#### Problem details
Restate the complete material exactly.

#### Record set
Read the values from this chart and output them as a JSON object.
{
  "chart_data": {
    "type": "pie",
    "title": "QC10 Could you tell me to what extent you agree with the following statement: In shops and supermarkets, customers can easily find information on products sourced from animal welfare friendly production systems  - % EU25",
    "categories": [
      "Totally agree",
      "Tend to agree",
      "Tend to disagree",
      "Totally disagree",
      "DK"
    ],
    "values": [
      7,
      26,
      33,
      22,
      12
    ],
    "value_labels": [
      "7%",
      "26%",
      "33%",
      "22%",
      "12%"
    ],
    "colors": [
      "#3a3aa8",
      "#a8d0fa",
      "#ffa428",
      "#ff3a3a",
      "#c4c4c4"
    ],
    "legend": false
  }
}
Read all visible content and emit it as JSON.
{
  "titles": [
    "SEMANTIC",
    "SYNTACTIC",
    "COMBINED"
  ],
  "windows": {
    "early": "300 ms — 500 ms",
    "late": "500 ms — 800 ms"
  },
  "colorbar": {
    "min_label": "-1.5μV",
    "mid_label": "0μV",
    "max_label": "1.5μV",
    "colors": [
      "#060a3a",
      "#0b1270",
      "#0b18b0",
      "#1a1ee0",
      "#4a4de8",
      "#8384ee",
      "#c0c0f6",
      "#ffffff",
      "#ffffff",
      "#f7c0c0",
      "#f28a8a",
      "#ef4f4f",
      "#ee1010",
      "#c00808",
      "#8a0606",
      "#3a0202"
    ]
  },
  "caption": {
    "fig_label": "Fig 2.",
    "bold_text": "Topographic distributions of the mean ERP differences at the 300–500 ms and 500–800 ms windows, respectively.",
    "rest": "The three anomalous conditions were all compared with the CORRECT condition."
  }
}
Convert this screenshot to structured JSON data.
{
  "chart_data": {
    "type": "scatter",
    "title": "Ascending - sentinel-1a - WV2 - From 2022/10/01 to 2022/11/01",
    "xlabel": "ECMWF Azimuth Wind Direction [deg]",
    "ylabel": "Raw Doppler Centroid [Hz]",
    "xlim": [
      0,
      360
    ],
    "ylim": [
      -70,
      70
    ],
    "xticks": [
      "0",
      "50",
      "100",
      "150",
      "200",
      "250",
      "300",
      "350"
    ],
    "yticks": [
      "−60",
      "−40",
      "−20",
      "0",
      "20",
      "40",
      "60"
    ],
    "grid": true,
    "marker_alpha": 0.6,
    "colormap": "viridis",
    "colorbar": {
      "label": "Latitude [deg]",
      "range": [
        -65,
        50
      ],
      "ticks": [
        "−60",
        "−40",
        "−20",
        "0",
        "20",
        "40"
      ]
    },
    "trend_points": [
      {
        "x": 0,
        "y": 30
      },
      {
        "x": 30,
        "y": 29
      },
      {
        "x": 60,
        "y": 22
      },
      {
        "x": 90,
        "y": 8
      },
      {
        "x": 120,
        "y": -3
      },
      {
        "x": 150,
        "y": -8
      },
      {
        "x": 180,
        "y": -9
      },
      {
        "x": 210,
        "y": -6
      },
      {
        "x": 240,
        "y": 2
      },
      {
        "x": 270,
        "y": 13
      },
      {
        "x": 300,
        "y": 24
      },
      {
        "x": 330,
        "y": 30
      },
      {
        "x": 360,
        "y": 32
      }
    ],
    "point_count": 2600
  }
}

#### The result
Read the values from this chart and output them as a JSON object.
{
  "chart_data": {
    "type": "pie",
    "title": "QC10 Could you tell me to what extent you agree with the following statement: In shops and supermarkets, customers can easily find information on products sourced from animal welfare friendly production systems  - % EU25",
    "categories": [
      "Totally agree",
      "Tend to agree",
      "Tend to disagree",
      "Totally disagree",
      "DK"
    ],
    "values": [
      7,
      26,
      33,
      22,
      12
    ],
    "value_labels": [
      "7%",
      "26%",
      "33%",
      "22%",
      "12%"
    ],
    "colors": [
      "#3a3aa8",
      "#a8d0fa",
      "#ffa428",
      "#ff3a3a",
      "#c4c4c4"
    ],
    "legend": false
  }
}
Read all visible content and emit it as JSON.
{
  "titles": [
    "SEMANTIC",
    "SYNTACTIC",
    "COMBINED"
  ],
  "windows": {
    "early": "300 ms — 500 ms",
    "late": "500 ms — 800 ms"
  },
  "colorbar": {
    "min_label": "-1.5μV",
    "mid_label": "0μV",
    "max_label": "1.5μV",
    "colors": [
      "#060a3a",
      "#0b1270",
      "#0b18b0",
      "#1a1ee0",
      "#4a4de8",
      "#8384ee",
      "#c0c0f6",
      "#ffffff",
      "#ffffff",
      "#f7c0c0",
      "#f28a8a",
      "#ef4f4f",
      "#ee1010",
      "#c00808",
      "#8a0606",
      "#3a0202"
    ]
  },
  "caption": {
    "fig_label": "Fig 2.",
    "bold_text": "Topographic distributions of the mean ERP differences at the 300–500 ms and 500–800 ms windows, respectively.",
    "rest": "The three anomalous conditions were all compared with the CORRECT condition."
  }
}
Convert this screenshot to structured JSON data.
{
  "chart_data": {
    "type": "scatter",
    "title": "Ascending - sentinel-1a - WV2 - From 2022/10/01 to 2022/11/01",
    "xlabel": "ECMWF Azimuth Wind Direction [deg]",
    "ylabel": "Raw Doppler Centroid [Hz]",
    "xlim": [
      0,
      360
    ],
    "ylim": [
      -70,
      70
    ],
    "xticks": [
      "0",
      "50",
      "100",
      "150",
      "200",
      "250",
      "300",
      "350"
    ],
    "yticks": [
      "−60",
      "−40",
      "−20",
      "0",
      "20",
      "40",
      "60"
    ],
    "grid": true,
    "marker_alpha": 0.6,
    "colormap": "viridis",
    "colorbar": {
      "label": "Latitude [deg]",
      "range": [
        -65,
        50
      ],
      "ticks": [
        "−60",
        "−40",
        "−20",
        "0",
        "20",
        "40"
      ]
    },
    "trend_points": [
      {
        "x": 0,
        "y": 30
      },
      {
        "x": 30,
        "y": 29
      },
      {
        "x": 60,
        "y": 22
      },
      {
        "x": 90,
        "y": 8
      },
      {
        "x": 120,
        "y": -3
      },
      {
        "x": 150,
        "y": -8
      },
      {
        "x": 180,
        "y": -9
      },
      {
        "x": 210,
        "y": -6
      },
      {
        "x": 240,
        "y": 2
      },
      {
        "x": 270,
        "y": 13
      },
      {
        "x": 300,
        "y": 24
      },
      {
        "x": 330,
        "y": 30
      },
      {
        "x": 360,
        "y": 32
      }
    ],
    "point_count": 2600
  }
}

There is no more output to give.